■ SUPPLIED DATA
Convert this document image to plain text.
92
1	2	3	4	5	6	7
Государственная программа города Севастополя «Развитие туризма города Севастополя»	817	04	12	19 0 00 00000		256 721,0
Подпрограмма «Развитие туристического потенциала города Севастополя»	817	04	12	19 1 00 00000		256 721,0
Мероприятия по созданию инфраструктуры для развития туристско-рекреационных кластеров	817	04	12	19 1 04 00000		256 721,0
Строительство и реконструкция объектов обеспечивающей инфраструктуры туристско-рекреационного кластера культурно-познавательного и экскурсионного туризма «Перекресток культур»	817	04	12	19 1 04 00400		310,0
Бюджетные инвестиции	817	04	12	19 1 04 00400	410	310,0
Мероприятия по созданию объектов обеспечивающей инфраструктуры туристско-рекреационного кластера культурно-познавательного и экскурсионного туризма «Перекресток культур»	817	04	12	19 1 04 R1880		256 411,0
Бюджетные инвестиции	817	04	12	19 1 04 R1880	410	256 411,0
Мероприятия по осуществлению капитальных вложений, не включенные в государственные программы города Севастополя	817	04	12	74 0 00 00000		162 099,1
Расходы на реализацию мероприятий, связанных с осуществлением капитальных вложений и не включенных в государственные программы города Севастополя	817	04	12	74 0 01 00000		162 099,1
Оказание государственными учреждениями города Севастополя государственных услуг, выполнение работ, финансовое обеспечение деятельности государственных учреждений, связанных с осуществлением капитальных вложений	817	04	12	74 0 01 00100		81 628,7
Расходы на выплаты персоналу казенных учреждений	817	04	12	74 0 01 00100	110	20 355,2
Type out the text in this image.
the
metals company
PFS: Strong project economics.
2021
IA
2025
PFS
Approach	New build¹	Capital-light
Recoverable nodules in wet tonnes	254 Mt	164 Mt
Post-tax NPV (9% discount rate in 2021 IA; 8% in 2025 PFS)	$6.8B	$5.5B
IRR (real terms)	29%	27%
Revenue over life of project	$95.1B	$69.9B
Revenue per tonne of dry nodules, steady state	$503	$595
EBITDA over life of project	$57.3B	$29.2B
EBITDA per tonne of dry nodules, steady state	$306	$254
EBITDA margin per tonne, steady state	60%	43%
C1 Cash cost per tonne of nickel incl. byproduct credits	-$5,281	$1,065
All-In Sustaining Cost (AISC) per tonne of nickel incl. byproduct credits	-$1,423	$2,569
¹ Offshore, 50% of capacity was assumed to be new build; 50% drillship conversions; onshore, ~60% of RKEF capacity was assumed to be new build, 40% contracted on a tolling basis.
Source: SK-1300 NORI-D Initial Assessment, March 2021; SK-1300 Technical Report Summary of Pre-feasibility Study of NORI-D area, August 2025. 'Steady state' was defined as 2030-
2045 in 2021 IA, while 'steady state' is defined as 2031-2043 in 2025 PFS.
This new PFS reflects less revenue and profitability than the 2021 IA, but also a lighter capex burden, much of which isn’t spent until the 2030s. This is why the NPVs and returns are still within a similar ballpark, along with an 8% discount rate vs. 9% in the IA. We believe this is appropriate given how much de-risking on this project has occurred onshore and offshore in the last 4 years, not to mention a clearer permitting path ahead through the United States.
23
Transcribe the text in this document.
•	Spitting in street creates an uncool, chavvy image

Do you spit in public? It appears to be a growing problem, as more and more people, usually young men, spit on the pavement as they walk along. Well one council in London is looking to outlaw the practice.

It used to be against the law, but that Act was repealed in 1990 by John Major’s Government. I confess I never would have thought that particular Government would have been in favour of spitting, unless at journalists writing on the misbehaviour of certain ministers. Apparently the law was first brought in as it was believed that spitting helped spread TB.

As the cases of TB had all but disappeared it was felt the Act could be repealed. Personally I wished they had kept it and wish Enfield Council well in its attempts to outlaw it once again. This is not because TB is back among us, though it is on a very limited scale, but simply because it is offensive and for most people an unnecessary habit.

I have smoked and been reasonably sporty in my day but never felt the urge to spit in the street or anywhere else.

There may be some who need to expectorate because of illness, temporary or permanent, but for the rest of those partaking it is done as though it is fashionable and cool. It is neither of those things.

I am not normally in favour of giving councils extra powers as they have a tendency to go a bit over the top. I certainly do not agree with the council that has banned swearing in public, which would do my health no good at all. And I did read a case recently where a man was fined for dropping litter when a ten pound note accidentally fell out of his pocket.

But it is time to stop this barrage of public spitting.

■ WHAT THE TASK REQUIRES
Your task is to output all of the data above word for word.

■ RESULT FOR THIS TASK
Convert this document image to plain text.
92
1	2	3	4	5	6	7
Государственная программа города Севастополя «Развитие туризма города Севастополя»	817	04	12	19 0 00 00000		256 721,0
Подпрограмма «Развитие туристического потенциала города Севастополя»	817	04	12	19 1 00 00000		256 721,0
Мероприятия по созданию инфраструктуры для развития туристско-рекреационных кластеров	817	04	12	19 1 04 00000		256 721,0
Строительство и реконструкция объектов обеспечивающей инфраструктуры туристско-рекреационного кластера культурно-познавательного и экскурсионного туризма «Перекресток культур»	817	04	12	19 1 04 00400		310,0
Бюджетные инвестиции	817	04	12	19 1 04 00400	410	310,0
Мероприятия по созданию объектов обеспечивающей инфраструктуры туристско-рекреационного кластера культурно-познавательного и экскурсионного туризма «Перекресток культур»	817	04	12	19 1 04 R1880		256 411,0
Бюджетные инвестиции	817	04	12	19 1 04 R1880	410	256 411,0
Мероприятия по осуществлению капитальных вложений, не включенные в государственные программы города Севастополя	817	04	12	74 0 00 00000		162 099,1
Расходы на реализацию мероприятий, связанных с осуществлением капитальных вложений и не включенных в государственные программы города Севастополя	817	04	12	74 0 01 00000		162 099,1
Оказание государственными учреждениями города Севастополя государственных услуг, выполнение работ, финансовое обеспечение деятельности государственных учреждений, связанных с осуществлением капитальных вложений	817	04	12	74 0 01 00100		81 628,7
Расходы на выплаты персоналу казенных учреждений	817	04	12	74 0 01 00100	110	20 355,2
Type out the text in this image.
the
metals company
PFS: Strong project economics.
2021
IA
2025
PFS
Approach	New build¹	Capital-light
Recoverable nodules in wet tonnes	254 Mt	164 Mt
Post-tax NPV (9% discount rate in 2021 IA; 8% in 2025 PFS)	$6.8B	$5.5B
IRR (real terms)	29%	27%
Revenue over life of project	$95.1B	$69.9B
Revenue per tonne of dry nodules, steady state	$503	$595
EBITDA over life of project	$57.3B	$29.2B
EBITDA per tonne of dry nodules, steady state	$306	$254
EBITDA margin per tonne, steady state	60%	43%
C1 Cash cost per tonne of nickel incl. byproduct credits	-$5,281	$1,065
All-In Sustaining Cost (AISC) per tonne of nickel incl. byproduct credits	-$1,423	$2,569
¹ Offshore, 50% of capacity was assumed to be new build; 50% drillship conversions; onshore, ~60% of RKEF capacity was assumed to be new build, 40% contracted on a tolling basis.
Source: SK-1300 NORI-D Initial Assessment, March 2021; SK-1300 Technical Report Summary of Pre-feasibility Study of NORI-D area, August 2025. 'Steady state' was defined as 2030-
2045 in 2021 IA, while 'steady state' is defined as 2031-2043 in 2025 PFS.
This new PFS reflects less revenue and profitability than the 2021 IA, but also a lighter capex burden, much of which isn’t spent until the 2030s. This is why the NPVs and returns are still within a similar ballpark, along with an 8% discount rate vs. 9% in the IA. We believe this is appropriate given how much de-risking on this project has occurred onshore and offshore in the last 4 years, not to mention a clearer permitting path ahead through the United States.
23
Transcribe the text in this document.
•	Spitting in street creates an uncool, chavvy image

Do you spit in public? It appears to be a growing problem, as more and more people, usually young men, spit on the pavement as they walk along. Well one council in London is looking to outlaw the practice.

It used to be against the law, but that Act was repealed in 1990 by John Major’s Government. I confess I never would have thought that particular Government would have been in favour of spitting, unless at journalists writing on the misbehaviour of certain ministers. Apparently the law was first brought in as it was believed that spitting helped spread TB.

As the cases of TB had all but disappeared it was felt the Act could be repealed. Personally I wished they had kept it and wish Enfield Council well in its attempts to outlaw it once again. This is not because TB is back among us, though it is on a very limited scale, but simply because it is offensive and for most people an unnecessary habit.

I have smoked and been reasonably sporty in my day but never felt the urge to spit in the street or anywhere else.

There may be some who need to expectorate because of illness, temporary or permanent, but for the rest of those partaking it is done as though it is fashionable and cool. It is neither of those things.

I am not normally in favour of giving councils extra powers as they have a tendency to go a bit over the top. I certainly do not agree with the council that has banned swearing in public, which would do my health no good at all. And I did read a case recently where a man was fined for dropping litter when a ten pound note accidentally fell out of his pocket.

But it is time to stop this barrage of public spitting.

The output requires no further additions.